■ Exercise instructions ■
With the pictures omitted, write out the entries that follow exactly as they stand.

■ Records shown ■
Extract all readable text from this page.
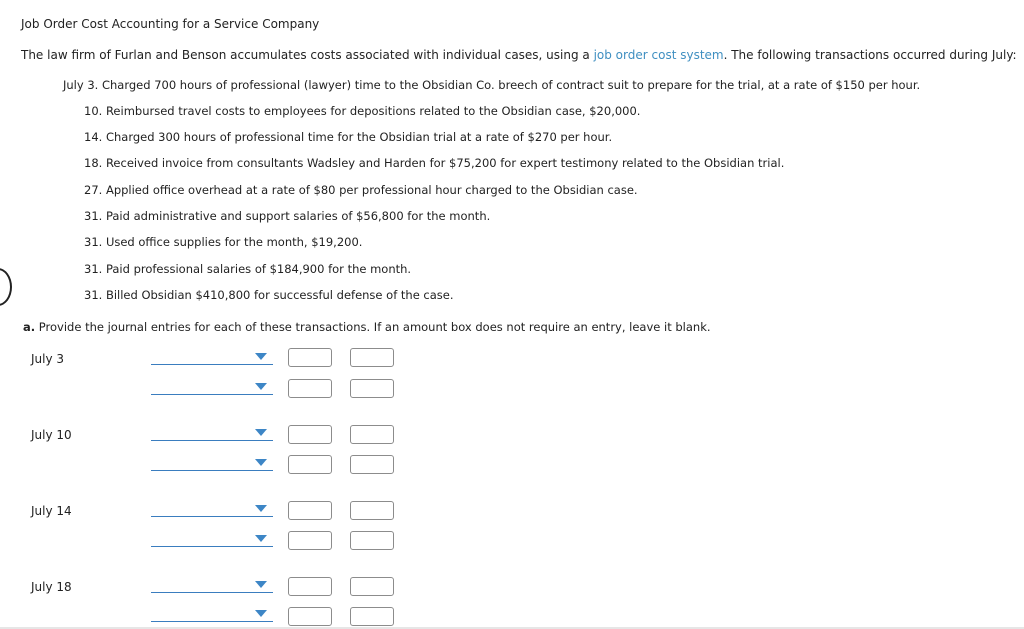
Job Order Cost Accounting for a Service Company
The law firm of Furlan and Benson accumulates costs associated with individual cases, using a job order cost system. The following transactions occurred during July:
July 3. Charged 700 hours of professional (lawyer) time to the Obsidian Co. breech of contract suit to prepare for the trial, at a rate of $150 per hour.
10. Reimbursed travel costs to employees for depositions related to the Obsidian case, $20,000.
14. Charged 300 hours of professional time for the Obsidian trial at a rate of $270 per hour.
18. Received invoice from consultants Wadsley and Harden for $75,200 for expert testimony related to the Obsidian trial.
27. Applied office overhead at a rate of $80 per professional hour charged to the Obsidian case.
31. Paid administrative and support salaries of $56,800 for the month.
31. Used office supplies for the month, $19,200.
31. Paid professional salaries of $184,900 for the month.
31. Billed Obsidian $410,800 for successful defense of the case.
a. Provide the journal entries for each of these transactions. If an amount box does not require an entry, leave it blank.
July 3
July 10
July 14
July 18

■ Exercise solution ■
Extract all readable text from this page.
Job Order Cost Accounting for a Service Company
The law firm of Furlan and Benson accumulates costs associated with individual cases, using a job order cost system. The following transactions occurred during July:
July 3. Charged 700 hours of professional (lawyer) time to the Obsidian Co. breech of contract suit to prepare for the trial, at a rate of $150 per hour.
10. Reimbursed travel costs to employees for depositions related to the Obsidian case, $20,000.
14. Charged 300 hours of professional time for the Obsidian trial at a rate of $270 per hour.
18. Received invoice from consultants Wadsley and Harden for $75,200 for expert testimony related to the Obsidian trial.
27. Applied office overhead at a rate of $80 per professional hour charged to the Obsidian case.
31. Paid administrative and support salaries of $56,800 for the month.
31. Used office supplies for the month, $19,200.
31. Paid professional salaries of $184,900 for the month.
31. Billed Obsidian $410,800 for successful defense of the case.
a. Provide the journal entries for each of these transactions. If an amount box does not require an entry, leave it blank.
July 3
July 10
July 14
July 18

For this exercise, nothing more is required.